→ PROBLEM
Lines containing the word "this" should be extracted in full.

··· DATASET RECORDS ···

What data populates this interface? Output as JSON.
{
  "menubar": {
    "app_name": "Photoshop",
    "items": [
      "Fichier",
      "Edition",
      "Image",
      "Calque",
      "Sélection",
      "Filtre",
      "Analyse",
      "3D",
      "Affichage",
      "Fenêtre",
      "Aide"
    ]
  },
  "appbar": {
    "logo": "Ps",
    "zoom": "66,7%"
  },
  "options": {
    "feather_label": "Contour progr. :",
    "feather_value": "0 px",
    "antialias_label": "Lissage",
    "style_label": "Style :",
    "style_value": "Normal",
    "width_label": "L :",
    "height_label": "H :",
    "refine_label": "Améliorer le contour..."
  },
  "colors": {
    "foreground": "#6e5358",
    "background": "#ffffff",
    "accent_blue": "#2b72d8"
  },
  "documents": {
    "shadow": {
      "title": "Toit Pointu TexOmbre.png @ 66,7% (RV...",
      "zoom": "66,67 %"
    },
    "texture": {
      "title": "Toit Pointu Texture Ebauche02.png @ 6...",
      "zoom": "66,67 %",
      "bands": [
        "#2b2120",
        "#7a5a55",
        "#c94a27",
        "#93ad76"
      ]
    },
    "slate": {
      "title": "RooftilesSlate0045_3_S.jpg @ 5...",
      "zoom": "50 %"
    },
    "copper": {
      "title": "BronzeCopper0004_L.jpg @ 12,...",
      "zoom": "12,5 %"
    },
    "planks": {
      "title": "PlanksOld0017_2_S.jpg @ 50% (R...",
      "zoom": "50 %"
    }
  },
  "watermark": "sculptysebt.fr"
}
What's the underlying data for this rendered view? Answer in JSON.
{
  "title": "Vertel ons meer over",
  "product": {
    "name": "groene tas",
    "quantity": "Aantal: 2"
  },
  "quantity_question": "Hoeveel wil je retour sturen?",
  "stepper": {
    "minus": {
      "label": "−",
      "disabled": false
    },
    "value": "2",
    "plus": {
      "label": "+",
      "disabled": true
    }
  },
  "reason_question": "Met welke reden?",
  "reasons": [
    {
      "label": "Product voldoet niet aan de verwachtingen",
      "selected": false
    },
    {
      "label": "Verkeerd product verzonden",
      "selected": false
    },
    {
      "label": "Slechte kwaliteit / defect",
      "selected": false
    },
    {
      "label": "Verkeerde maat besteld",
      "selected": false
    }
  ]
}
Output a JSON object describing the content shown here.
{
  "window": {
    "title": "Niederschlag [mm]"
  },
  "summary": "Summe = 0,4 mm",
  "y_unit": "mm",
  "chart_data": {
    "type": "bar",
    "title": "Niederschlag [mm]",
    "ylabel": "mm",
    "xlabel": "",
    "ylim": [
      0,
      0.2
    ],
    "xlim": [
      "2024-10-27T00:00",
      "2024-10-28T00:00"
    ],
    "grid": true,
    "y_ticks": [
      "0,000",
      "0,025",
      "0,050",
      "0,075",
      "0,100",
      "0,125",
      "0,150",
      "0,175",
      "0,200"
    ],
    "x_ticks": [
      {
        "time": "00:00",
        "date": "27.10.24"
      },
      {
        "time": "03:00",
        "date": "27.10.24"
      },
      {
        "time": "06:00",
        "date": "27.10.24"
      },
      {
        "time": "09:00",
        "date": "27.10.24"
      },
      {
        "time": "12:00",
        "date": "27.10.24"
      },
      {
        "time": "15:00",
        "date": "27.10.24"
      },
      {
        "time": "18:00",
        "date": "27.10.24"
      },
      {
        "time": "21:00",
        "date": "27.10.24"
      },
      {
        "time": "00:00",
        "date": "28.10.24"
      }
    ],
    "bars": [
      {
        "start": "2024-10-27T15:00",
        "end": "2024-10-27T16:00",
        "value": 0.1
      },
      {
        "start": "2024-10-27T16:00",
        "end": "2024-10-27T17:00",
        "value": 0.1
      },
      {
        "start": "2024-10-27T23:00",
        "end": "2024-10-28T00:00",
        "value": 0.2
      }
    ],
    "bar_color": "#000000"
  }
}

···

→ FINAL RESULT
What data populates this interface? Output as JSON.
What's the underlying data for this rendered view? Answer in JSON.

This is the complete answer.